(Extracted records)
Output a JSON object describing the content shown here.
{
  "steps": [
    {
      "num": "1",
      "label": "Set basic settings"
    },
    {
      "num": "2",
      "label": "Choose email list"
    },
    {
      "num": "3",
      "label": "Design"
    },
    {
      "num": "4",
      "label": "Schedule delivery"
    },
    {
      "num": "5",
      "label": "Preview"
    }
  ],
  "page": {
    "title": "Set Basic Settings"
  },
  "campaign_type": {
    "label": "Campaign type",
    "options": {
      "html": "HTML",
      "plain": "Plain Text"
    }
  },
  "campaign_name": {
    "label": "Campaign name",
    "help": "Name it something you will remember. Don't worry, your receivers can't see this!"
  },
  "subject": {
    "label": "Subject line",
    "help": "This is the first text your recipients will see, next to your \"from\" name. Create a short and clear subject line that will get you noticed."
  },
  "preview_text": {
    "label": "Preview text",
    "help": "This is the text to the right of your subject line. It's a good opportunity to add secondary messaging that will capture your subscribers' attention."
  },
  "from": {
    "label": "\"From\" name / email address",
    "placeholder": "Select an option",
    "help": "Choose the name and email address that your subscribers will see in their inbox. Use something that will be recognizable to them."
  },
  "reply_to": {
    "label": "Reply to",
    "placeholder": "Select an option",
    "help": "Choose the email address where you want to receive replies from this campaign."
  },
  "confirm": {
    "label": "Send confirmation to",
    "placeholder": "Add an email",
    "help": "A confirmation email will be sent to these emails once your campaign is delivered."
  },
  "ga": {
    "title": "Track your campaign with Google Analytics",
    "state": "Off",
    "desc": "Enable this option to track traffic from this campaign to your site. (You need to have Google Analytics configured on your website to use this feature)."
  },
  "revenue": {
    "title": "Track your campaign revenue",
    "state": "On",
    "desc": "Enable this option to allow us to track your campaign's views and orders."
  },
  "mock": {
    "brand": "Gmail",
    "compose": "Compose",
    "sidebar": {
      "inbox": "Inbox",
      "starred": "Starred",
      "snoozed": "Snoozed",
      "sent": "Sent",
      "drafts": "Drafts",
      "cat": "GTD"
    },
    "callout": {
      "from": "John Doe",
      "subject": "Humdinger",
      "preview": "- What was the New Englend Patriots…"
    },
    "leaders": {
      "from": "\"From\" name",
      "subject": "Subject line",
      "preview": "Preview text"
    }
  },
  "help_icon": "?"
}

▸ **What you have to do**
Reproduce the whole listing word for word.

▸ **Full response**
Output a JSON object describing the content shown here.
{
  "steps": [
    {
      "num": "1",
      "label": "Set basic settings"
    },
    {
      "num": "2",
      "label": "Choose email list"
    },
    {
      "num": "3",
      "label": "Design"
    },
    {
      "num": "4",
      "label": "Schedule delivery"
    },
    {
      "num": "5",
      "label": "Preview"
    }
  ],
  "page": {
    "title": "Set Basic Settings"
  },
  "campaign_type": {
    "label": "Campaign type",
    "options": {
      "html": "HTML",
      "plain": "Plain Text"
    }
  },
  "campaign_name": {
    "label": "Campaign name",
    "help": "Name it something you will remember. Don't worry, your receivers can't see this!"
  },
  "subject": {
    "label": "Subject line",
    "help": "This is the first text your recipients will see, next to your \"from\" name. Create a short and clear subject line that will get you noticed."
  },
  "preview_text": {
    "label": "Preview text",
    "help": "This is the text to the right of your subject line. It's a good opportunity to add secondary messaging that will capture your subscribers' attention."
  },
  "from": {
    "label": "\"From\" name / email address",
    "placeholder": "Select an option",
    "help": "Choose the name and email address that your subscribers will see in their inbox. Use something that will be recognizable to them."
  },
  "reply_to": {
    "label": "Reply to",
    "placeholder": "Select an option",
    "help": "Choose the email address where you want to receive replies from this campaign."
  },
  "confirm": {
    "label": "Send confirmation to",
    "placeholder": "Add an email",
    "help": "A confirmation email will be sent to these emails once your campaign is delivered."
  },
  "ga": {
    "title": "Track your campaign with Google Analytics",
    "state": "Off",
    "desc": "Enable this option to track traffic from this campaign to your site. (You need to have Google Analytics configured on your website to use this feature)."
  },
  "revenue": {
    "title": "Track your campaign revenue",
    "state": "On",
    "desc": "Enable this option to allow us to track your campaign's views and orders."
  },
  "mock": {
    "brand": "Gmail",
    "compose": "Compose",
    "sidebar": {
      "inbox": "Inbox",
      "starred": "Starred",
      "snoozed": "Snoozed",
      "sent": "Sent",
      "drafts": "Drafts",
      "cat": "GTD"
    },
    "callout": {
      "from": "John Doe",
      "subject": "Humdinger",
      "preview": "- What was the New Englend Patriots…"
    },
    "leaders": {
      "from": "\"From\" name",
      "subject": "Subject line",
      "preview": "Preview text"
    }
  },
  "help_icon": "?"
}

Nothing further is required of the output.